— Document extract —
■ ■ ■ ■

Results of the analyses showed that treatment with MSCs is associated with a significant benefit in patients with severe/critical COVID-19 with respect to in-hospital mortality (odds ratio [OR], 0.52; 95% CI, 0.32-0.84), with very low heterogeneity observed (P =.998) and fewer AEs. No significant differences in mortality rates were reported between severe COVID-19 (OR, 0.59; 95% CI, 0.29 to 1.18) and critical COVID-19 (OR, 0.56; 95% CI, 0.26 to 1.19). Furthermore, no statistically significant difference was found between the 1-dose MCS therapy group (OR, 0.55; 95% CI, 0.25-1.24), the 2-dose MSC therapy group (OR, 0.47; 95% CI, 0.18-1.24), and the 3-dose MSC therapy group (OR, 0.52; 95% CI, 0.24-1.15).

Limitations of the current analysis included small sample size and variations in both diagnostic guidelines and definitions used to characterize patients with severe/critical COVID-19.

■ ■ ■ ■

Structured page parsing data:

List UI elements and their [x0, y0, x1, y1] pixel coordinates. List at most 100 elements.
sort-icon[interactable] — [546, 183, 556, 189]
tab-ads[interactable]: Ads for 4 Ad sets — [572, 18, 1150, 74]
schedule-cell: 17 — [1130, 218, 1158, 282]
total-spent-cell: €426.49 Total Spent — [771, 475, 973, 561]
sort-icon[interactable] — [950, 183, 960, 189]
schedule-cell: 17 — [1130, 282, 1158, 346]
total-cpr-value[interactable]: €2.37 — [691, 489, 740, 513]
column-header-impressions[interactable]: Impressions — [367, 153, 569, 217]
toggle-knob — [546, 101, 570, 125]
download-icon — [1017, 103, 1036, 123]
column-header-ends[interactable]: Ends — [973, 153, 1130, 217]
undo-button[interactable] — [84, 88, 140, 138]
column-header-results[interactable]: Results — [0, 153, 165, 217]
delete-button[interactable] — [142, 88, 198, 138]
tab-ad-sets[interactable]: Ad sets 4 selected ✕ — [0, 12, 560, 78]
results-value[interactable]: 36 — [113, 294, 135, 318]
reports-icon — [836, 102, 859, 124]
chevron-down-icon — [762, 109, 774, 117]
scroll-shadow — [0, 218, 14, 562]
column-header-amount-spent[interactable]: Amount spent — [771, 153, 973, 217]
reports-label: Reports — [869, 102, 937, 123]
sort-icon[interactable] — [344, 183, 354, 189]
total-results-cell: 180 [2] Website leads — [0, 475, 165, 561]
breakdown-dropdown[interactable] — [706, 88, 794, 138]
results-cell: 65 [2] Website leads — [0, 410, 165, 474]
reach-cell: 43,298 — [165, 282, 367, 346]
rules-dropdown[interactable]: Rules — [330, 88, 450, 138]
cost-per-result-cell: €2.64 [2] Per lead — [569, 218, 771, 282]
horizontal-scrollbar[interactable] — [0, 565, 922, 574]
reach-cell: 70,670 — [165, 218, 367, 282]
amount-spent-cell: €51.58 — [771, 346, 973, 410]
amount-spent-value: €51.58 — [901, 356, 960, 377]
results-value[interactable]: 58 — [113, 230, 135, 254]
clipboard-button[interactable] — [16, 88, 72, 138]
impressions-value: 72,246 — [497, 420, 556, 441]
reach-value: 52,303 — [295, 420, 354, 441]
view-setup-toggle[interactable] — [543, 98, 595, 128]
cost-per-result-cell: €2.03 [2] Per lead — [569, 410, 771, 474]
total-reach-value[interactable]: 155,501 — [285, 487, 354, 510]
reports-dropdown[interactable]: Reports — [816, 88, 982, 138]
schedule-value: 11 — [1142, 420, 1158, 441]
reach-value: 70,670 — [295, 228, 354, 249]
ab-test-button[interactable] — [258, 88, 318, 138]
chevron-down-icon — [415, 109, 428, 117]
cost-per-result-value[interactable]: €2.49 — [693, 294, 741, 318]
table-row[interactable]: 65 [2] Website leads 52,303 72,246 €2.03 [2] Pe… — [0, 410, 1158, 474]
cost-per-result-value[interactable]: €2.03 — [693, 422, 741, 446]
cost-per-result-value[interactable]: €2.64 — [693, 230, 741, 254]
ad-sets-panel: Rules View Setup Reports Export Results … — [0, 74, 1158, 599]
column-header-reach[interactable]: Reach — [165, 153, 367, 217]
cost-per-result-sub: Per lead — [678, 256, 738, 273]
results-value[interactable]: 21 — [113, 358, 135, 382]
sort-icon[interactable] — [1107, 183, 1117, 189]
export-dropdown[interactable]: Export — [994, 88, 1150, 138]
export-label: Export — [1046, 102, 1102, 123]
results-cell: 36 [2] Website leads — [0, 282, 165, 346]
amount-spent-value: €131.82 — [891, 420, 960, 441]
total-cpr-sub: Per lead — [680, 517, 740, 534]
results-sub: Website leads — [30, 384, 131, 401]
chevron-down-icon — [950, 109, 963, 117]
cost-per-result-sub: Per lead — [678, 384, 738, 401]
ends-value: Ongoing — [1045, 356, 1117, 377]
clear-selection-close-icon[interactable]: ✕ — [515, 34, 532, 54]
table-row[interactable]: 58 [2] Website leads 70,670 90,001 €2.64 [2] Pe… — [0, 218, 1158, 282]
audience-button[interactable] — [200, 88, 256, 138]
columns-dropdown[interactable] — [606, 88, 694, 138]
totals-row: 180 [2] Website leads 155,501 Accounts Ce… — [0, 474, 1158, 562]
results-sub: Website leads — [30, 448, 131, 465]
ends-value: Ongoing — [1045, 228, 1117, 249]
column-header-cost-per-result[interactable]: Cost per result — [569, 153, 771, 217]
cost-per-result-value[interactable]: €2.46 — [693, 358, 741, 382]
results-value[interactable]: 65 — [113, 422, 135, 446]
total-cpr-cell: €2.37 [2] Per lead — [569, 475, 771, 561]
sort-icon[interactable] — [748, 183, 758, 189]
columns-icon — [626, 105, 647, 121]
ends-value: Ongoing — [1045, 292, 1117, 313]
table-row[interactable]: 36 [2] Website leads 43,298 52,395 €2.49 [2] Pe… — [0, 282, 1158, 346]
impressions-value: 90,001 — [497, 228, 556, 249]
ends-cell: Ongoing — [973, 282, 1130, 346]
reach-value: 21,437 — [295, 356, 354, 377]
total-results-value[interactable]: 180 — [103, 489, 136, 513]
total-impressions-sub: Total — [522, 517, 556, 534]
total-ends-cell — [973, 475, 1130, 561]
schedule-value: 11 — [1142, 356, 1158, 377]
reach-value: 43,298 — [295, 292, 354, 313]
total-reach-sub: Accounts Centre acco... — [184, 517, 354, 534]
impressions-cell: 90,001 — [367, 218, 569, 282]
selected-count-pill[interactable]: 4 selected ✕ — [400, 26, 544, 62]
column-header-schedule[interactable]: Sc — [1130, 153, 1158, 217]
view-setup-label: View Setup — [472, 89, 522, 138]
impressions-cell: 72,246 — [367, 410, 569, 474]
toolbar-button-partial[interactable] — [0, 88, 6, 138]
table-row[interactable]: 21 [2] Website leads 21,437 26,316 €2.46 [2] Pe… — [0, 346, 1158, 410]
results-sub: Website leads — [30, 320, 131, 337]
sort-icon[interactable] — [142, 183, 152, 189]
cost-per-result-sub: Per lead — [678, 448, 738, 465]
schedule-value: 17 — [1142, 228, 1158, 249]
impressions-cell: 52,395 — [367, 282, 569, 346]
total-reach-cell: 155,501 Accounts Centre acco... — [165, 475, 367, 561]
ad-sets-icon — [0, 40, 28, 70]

■ ■ ■ ■

— Exercise tasks —
- a) Edit the excerpt on MSC therapy for COVID-19 by rewriting the stretch from "Limitations of the" through "with severe/critical COVID-19." with "small sample size" changed to "short follow-up".
- b) In the excerpt on MSC therapy for COVID-19, what odds ratio for in-hospital mortality is linked to MSC treatment in patients with severe/critical COVID-19?
- c) According to the excerpt on MSC therapy for COVID-19, what limited the current analysis?
Work from the excerpt on MSC therapy for COVID-19 alone.

— Answers to the exercises —
- a)
Limitations of the current analysis included short follow-up and variations in both diagnostic guidelines and definitions used to characterize patients with severe/critical COVID-19.

- b) An odds ratio of 0.52 (95% CI, 0.32-0.84).

- c) The analysis had a small sample size. Diagnostic guidelines also varied, as did the definitions used to characterize patients with severe/critical COVID-19.